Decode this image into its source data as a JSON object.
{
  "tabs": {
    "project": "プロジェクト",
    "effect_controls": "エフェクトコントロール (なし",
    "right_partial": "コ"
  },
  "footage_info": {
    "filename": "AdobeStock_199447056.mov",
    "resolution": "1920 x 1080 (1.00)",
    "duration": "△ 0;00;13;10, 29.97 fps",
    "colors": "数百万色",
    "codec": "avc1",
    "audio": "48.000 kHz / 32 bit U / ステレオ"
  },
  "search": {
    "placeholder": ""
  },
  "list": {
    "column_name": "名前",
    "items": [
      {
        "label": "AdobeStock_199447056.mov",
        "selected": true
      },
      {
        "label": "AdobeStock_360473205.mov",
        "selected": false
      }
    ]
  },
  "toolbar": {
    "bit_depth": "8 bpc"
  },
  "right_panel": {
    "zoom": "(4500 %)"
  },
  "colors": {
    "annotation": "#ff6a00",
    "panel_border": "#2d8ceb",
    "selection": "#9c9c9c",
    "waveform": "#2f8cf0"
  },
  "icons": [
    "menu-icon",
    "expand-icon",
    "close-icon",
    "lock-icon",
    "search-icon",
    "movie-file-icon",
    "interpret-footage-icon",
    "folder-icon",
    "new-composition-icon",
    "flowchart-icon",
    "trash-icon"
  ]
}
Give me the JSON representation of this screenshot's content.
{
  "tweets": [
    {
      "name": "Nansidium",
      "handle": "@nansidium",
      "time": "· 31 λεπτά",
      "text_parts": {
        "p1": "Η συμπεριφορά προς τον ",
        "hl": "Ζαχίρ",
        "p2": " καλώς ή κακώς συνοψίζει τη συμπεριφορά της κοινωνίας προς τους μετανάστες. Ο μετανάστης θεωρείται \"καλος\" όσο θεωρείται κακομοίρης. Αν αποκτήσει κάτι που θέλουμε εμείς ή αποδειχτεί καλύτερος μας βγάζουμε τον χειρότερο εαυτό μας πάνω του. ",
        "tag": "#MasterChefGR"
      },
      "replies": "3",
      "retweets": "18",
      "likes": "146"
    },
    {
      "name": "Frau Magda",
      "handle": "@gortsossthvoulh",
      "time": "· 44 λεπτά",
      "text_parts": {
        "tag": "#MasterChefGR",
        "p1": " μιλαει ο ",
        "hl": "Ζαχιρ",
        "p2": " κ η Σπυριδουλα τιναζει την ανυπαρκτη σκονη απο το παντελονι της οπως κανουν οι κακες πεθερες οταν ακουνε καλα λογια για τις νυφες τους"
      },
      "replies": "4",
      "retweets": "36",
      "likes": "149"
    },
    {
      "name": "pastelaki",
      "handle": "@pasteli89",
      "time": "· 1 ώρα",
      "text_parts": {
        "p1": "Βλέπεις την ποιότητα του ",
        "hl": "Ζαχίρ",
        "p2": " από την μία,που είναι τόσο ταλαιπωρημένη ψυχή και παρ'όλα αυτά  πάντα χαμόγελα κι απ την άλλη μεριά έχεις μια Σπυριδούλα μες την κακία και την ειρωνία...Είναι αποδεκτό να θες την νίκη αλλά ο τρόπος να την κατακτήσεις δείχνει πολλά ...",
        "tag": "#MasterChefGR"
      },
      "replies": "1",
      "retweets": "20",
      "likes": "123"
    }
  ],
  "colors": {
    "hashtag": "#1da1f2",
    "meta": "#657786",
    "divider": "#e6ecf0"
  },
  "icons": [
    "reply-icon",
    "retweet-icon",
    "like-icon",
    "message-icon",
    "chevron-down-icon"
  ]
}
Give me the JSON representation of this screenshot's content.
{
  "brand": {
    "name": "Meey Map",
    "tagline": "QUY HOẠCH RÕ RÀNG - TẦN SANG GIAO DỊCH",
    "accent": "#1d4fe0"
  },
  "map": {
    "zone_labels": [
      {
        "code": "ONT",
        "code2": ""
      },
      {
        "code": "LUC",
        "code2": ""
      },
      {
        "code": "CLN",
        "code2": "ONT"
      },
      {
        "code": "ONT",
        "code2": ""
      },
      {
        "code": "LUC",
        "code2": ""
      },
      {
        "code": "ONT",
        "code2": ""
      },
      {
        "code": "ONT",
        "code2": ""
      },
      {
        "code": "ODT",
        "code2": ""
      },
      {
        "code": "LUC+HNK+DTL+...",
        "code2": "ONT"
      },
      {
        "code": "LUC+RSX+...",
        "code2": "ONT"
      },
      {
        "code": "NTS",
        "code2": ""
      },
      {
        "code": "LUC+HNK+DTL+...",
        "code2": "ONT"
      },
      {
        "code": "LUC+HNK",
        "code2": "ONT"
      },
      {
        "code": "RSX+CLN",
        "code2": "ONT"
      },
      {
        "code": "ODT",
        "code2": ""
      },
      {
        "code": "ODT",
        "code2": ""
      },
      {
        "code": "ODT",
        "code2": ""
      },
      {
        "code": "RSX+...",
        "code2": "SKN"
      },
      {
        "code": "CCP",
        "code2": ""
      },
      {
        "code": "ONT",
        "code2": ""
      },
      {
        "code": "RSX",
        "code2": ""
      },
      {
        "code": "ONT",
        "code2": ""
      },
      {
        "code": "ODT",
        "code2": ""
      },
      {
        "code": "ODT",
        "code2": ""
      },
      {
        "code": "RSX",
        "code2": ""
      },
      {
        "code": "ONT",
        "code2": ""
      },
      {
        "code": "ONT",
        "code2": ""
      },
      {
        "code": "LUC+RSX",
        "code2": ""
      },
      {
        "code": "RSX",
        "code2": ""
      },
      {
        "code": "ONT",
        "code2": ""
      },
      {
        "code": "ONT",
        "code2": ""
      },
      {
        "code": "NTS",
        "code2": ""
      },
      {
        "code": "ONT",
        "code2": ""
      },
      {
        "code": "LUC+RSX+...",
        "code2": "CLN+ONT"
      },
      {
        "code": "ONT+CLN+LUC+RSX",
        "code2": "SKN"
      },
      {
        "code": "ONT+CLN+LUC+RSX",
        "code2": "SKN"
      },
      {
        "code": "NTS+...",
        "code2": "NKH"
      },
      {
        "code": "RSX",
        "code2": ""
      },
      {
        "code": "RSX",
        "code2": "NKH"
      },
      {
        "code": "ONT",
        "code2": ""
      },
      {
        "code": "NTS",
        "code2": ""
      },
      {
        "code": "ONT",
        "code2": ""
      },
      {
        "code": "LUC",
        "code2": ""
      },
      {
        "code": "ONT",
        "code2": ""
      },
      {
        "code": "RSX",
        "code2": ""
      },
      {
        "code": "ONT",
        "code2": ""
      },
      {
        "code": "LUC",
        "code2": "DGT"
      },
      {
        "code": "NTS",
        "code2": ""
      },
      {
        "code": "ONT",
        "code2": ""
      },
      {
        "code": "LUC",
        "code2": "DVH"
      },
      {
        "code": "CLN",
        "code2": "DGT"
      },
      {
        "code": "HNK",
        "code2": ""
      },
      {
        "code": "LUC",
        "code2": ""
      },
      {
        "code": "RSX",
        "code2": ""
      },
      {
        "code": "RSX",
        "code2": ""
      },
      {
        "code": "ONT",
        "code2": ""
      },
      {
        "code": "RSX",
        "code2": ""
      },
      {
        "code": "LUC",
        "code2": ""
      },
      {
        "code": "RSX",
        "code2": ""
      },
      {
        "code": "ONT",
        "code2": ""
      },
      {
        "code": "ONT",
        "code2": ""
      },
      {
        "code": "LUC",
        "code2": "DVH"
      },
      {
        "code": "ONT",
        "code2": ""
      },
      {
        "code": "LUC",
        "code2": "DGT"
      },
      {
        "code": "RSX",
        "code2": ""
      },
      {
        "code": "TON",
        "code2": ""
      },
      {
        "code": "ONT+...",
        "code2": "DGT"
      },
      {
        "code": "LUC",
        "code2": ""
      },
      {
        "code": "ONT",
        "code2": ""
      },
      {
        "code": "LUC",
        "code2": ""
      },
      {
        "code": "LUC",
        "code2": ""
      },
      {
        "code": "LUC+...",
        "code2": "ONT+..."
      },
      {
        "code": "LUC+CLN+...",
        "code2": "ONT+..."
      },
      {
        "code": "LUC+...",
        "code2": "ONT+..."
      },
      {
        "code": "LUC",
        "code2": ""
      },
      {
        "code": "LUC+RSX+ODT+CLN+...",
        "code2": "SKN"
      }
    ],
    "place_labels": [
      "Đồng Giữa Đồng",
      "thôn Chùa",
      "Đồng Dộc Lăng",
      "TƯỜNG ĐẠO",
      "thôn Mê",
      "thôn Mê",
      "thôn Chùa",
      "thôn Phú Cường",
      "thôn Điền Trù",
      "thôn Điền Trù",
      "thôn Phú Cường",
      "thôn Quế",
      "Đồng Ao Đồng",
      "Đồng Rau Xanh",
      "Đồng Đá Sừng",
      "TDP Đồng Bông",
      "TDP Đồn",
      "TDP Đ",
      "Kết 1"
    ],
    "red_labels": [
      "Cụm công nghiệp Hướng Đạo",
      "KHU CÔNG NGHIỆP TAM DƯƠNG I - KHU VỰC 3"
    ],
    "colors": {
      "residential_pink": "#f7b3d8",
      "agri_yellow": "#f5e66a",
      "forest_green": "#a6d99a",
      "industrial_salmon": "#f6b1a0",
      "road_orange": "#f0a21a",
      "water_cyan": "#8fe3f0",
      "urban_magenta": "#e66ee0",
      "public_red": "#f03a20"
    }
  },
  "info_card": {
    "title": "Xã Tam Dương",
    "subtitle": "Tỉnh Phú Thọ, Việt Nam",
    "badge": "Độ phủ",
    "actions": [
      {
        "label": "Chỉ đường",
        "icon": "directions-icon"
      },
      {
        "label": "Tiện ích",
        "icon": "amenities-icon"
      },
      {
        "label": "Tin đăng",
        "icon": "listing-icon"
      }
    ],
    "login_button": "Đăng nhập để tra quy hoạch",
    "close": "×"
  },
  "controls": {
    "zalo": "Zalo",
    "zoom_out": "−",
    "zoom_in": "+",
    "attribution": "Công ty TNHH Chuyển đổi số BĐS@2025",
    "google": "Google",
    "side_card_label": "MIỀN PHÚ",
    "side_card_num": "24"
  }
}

= = = =

GIVEN PROBLEM
How many lines of the entries above hold the string "προς"? Reply with the number alone.

FULL OUTPUT
2